Task to complete -> Repeat the listing in full, word for word.

### Data

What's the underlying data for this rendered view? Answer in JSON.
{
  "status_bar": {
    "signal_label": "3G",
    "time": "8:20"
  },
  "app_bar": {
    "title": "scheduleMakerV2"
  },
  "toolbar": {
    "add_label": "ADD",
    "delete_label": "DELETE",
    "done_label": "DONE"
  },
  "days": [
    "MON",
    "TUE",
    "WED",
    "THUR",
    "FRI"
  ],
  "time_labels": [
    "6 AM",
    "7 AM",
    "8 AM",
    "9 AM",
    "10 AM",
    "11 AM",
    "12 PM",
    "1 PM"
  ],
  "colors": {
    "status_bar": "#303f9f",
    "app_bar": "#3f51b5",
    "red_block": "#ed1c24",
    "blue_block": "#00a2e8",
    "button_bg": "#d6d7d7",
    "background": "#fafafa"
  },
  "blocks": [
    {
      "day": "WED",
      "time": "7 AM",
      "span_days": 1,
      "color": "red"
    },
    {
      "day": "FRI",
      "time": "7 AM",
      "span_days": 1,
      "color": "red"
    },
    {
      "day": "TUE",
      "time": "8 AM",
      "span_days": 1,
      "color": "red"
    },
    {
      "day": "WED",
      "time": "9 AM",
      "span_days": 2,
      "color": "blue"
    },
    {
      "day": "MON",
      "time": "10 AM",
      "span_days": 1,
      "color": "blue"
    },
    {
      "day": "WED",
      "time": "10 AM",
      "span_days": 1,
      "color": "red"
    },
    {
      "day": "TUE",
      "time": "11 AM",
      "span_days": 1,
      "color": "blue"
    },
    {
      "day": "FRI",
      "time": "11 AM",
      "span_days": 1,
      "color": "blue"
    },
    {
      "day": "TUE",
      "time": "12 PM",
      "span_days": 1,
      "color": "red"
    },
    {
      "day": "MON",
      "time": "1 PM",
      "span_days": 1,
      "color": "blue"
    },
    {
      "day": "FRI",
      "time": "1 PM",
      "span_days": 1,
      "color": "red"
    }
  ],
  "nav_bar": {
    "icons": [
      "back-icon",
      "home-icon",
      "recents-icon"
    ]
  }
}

######

The result ->
What's the underlying data for this rendered view? Answer in JSON.
{
  "status_bar": {
    "signal_label": "3G",
    "time": "8:20"
  },
  "app_bar": {
    "title": "scheduleMakerV2"
  },
  "toolbar": {
    "add_label": "ADD",
    "delete_label": "DELETE",
    "done_label": "DONE"
  },
  "days": [
    "MON",
    "TUE",
    "WED",
    "THUR",
    "FRI"
  ],
  "time_labels": [
    "6 AM",
    "7 AM",
    "8 AM",
    "9 AM",
    "10 AM",
    "11 AM",
    "12 PM",
    "1 PM"
  ],
  "colors": {
    "status_bar": "#303f9f",
    "app_bar": "#3f51b5",
    "red_block": "#ed1c24",
    "blue_block": "#00a2e8",
    "button_bg": "#d6d7d7",
    "background": "#fafafa"
  },
  "blocks": [
    {
      "day": "WED",
      "time": "7 AM",
      "span_days": 1,
      "color": "red"
    },
    {
      "day": "FRI",
      "time": "7 AM",
      "span_days": 1,
      "color": "red"
    },
    {
      "day": "TUE",
      "time": "8 AM",
      "span_days": 1,
      "color": "red"
    },
    {
      "day": "WED",
      "time": "9 AM",
      "span_days": 2,
      "color": "blue"
    },
    {
      "day": "MON",
      "time": "10 AM",
      "span_days": 1,
      "color": "blue"
    },
    {
      "day": "WED",
      "time": "10 AM",
      "span_days": 1,
      "color": "red"
    },
    {
      "day": "TUE",
      "time": "11 AM",
      "span_days": 1,
      "color": "blue"
    },
    {
      "day": "FRI",
      "time": "11 AM",
      "span_days": 1,
      "color": "blue"
    },
    {
      "day": "TUE",
      "time": "12 PM",
      "span_days": 1,
      "color": "red"
    },
    {
      "day": "MON",
      "time": "1 PM",
      "span_days": 1,
      "color": "blue"
    },
    {
      "day": "FRI",
      "time": "1 PM",
      "span_days": 1,
      "color": "red"
    }
  ],
  "nav_bar": {
    "icons": [
      "back-icon",
      "home-icon",
      "recents-icon"
    ]
  }
}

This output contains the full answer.